» **STORED ROWS**
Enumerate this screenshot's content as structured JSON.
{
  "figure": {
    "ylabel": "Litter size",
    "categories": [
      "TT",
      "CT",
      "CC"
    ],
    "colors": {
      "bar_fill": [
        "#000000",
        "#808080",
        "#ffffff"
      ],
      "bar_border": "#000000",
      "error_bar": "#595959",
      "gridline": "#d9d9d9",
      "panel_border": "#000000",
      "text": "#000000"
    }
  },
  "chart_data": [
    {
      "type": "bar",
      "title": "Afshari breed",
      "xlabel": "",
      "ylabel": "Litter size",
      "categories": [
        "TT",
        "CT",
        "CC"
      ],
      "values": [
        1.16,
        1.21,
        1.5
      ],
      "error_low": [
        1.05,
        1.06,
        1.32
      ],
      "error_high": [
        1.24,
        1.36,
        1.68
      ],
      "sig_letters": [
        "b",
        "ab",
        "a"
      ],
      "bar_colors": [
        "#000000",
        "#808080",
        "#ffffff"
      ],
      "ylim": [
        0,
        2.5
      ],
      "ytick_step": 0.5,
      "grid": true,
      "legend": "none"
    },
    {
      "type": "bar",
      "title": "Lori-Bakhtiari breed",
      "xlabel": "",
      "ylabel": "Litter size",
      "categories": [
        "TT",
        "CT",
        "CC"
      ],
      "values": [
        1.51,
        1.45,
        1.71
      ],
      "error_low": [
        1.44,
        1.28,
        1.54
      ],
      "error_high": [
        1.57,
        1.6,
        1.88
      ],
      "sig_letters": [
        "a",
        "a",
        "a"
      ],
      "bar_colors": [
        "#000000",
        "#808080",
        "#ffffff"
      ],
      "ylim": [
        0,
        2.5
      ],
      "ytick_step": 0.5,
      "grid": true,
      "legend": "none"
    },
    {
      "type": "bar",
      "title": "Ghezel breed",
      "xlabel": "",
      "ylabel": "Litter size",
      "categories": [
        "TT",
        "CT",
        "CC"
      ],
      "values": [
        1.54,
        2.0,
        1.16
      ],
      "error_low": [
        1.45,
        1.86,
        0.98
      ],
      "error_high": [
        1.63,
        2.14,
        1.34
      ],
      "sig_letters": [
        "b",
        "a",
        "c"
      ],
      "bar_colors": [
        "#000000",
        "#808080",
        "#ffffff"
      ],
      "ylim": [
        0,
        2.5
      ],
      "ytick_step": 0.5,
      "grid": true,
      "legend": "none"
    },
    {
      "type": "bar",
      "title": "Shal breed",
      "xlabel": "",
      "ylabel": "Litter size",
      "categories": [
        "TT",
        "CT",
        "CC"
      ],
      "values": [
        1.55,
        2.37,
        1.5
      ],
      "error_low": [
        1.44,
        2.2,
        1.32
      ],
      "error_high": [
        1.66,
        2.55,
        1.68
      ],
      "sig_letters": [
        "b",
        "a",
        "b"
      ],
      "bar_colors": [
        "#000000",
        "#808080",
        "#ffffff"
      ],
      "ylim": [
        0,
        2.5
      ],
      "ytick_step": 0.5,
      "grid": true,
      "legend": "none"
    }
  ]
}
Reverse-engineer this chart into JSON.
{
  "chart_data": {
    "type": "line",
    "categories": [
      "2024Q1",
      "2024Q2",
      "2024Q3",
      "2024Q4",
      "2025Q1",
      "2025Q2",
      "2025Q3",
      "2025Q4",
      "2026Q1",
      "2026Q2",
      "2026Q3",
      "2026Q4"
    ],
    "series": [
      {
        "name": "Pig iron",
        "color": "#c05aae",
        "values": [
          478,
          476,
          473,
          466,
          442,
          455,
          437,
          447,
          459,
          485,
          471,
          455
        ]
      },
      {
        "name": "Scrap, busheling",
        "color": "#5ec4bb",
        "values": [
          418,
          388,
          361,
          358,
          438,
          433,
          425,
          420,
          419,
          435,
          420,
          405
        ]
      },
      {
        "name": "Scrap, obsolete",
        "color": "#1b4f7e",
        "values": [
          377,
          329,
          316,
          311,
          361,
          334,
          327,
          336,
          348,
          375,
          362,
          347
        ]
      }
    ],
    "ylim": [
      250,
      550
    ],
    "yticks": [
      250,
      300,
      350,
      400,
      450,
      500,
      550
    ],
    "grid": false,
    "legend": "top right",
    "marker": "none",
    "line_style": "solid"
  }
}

» **YOUR GOAL**
Copy every line of the material in which the word "JSON" occurs.

» **CORRECT RESULT**
Enumerate this screenshot's content as structured JSON.
Reverse-engineer this chart into JSON.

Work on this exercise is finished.